[BEGIN GIVEN RECORDS]

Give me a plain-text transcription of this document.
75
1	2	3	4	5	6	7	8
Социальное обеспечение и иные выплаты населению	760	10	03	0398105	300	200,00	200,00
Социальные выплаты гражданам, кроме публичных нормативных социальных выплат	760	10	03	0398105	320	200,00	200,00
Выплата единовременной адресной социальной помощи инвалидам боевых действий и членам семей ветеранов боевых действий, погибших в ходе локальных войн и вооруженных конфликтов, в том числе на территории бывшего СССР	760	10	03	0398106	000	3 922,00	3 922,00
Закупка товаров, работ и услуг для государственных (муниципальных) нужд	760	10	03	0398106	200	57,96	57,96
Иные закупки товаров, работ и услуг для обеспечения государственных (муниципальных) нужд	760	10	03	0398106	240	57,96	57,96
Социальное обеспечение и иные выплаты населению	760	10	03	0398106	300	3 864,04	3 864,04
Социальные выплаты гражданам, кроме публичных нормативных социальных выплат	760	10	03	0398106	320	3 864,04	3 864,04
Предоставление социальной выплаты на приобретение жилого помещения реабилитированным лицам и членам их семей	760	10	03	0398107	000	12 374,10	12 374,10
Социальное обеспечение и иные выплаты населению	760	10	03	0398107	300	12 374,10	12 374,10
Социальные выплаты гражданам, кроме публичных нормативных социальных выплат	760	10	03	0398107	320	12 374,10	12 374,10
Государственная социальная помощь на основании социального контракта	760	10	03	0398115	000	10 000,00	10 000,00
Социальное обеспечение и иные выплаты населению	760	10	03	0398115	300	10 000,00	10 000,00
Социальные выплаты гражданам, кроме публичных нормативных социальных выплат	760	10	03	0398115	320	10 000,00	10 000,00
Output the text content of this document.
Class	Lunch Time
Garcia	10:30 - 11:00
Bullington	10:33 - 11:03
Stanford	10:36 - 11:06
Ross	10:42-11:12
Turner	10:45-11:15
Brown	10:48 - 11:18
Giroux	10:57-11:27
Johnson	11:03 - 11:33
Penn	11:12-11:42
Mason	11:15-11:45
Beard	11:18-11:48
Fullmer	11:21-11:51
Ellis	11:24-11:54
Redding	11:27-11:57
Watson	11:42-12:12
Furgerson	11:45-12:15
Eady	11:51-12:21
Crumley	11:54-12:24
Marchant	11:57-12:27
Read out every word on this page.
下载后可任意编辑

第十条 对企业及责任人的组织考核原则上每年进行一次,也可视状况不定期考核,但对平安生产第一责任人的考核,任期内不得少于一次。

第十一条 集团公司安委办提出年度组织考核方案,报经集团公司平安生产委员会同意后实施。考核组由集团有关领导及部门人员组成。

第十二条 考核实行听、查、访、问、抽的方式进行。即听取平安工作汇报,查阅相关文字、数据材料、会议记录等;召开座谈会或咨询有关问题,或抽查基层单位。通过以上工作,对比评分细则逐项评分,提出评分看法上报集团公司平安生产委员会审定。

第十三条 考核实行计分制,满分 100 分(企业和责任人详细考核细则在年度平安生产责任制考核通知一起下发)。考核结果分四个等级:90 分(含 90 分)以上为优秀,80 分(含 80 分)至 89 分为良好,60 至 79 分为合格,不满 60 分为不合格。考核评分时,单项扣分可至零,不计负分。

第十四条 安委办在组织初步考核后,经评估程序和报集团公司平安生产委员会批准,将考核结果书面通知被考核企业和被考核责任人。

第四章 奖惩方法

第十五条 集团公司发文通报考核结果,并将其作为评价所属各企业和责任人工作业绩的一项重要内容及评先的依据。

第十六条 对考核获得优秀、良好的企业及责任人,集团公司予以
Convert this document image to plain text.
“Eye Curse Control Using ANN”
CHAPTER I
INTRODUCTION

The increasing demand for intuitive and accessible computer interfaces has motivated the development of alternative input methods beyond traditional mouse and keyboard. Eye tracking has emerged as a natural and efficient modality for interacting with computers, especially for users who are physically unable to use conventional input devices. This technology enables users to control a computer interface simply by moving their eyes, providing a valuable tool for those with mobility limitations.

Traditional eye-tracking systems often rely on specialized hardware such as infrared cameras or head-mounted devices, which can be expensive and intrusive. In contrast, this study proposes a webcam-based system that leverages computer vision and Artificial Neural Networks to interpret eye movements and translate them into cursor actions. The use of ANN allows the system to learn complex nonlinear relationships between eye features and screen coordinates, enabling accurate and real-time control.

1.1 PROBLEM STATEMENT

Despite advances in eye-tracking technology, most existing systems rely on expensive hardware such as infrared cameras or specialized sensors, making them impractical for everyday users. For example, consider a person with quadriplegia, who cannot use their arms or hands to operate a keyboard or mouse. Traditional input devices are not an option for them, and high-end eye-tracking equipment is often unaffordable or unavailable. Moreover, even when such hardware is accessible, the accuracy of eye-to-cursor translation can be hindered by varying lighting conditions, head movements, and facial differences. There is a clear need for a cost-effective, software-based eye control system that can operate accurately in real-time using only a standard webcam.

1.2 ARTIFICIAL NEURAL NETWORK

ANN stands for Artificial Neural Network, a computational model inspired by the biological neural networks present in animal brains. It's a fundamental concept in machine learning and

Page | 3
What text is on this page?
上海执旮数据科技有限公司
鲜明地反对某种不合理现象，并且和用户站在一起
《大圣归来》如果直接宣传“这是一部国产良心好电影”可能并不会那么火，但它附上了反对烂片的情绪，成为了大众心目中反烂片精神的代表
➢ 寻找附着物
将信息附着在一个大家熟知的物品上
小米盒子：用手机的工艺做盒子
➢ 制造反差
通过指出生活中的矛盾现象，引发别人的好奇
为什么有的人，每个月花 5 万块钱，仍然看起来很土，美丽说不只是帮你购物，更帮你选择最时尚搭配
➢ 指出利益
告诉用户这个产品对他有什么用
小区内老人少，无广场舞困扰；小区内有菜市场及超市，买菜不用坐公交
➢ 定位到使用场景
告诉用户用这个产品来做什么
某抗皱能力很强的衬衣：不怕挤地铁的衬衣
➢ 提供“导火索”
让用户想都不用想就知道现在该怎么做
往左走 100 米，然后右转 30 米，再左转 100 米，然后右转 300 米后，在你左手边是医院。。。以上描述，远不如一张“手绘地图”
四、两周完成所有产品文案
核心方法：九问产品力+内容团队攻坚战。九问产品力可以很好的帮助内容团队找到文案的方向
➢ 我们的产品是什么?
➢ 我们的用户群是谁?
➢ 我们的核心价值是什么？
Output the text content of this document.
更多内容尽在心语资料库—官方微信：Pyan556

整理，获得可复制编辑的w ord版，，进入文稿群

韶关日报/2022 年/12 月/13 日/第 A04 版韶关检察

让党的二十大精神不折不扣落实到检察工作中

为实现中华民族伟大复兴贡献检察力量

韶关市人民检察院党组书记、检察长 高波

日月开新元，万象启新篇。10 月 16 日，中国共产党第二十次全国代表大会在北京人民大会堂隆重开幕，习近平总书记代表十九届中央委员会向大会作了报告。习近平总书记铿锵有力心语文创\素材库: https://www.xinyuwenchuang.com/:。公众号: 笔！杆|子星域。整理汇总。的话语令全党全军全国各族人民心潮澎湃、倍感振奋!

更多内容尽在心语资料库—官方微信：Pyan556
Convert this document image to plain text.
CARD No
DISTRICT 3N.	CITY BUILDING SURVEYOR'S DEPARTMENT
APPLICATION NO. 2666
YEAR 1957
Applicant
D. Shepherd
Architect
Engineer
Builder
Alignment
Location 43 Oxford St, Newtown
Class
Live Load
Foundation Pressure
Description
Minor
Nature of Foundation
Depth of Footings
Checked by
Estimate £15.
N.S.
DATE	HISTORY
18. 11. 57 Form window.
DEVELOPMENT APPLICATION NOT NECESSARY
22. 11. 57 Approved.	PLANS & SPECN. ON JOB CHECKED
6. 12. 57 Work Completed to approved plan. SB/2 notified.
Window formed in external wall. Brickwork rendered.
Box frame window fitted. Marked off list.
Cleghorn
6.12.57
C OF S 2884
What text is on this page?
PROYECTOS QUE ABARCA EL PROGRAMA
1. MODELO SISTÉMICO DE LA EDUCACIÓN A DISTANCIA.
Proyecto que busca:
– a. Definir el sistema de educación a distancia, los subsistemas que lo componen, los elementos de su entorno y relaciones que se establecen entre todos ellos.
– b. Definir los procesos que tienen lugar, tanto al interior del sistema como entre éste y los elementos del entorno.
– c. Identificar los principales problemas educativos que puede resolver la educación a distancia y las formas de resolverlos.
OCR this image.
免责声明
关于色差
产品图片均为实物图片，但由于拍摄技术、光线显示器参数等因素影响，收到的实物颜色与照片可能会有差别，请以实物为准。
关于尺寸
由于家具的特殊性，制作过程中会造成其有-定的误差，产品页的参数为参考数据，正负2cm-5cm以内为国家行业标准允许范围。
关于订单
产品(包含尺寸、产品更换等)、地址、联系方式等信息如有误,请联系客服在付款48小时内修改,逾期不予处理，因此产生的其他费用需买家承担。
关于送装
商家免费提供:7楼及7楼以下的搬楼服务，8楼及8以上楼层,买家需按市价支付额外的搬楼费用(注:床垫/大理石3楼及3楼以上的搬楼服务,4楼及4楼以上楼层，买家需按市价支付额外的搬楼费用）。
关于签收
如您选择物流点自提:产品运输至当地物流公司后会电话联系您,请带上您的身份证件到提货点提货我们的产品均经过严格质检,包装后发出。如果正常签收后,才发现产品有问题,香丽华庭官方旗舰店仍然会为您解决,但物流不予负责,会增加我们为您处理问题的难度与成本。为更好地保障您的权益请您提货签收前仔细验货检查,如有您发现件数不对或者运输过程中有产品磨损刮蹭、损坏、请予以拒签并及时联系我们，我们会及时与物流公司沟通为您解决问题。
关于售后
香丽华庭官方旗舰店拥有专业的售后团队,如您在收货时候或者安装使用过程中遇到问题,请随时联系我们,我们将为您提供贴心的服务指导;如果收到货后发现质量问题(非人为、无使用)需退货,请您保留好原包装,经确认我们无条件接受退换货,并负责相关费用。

[END GIVEN RECORDS]

Looking at the entries above, how many lines contain the word "elementos"? Answer with the number alone.

2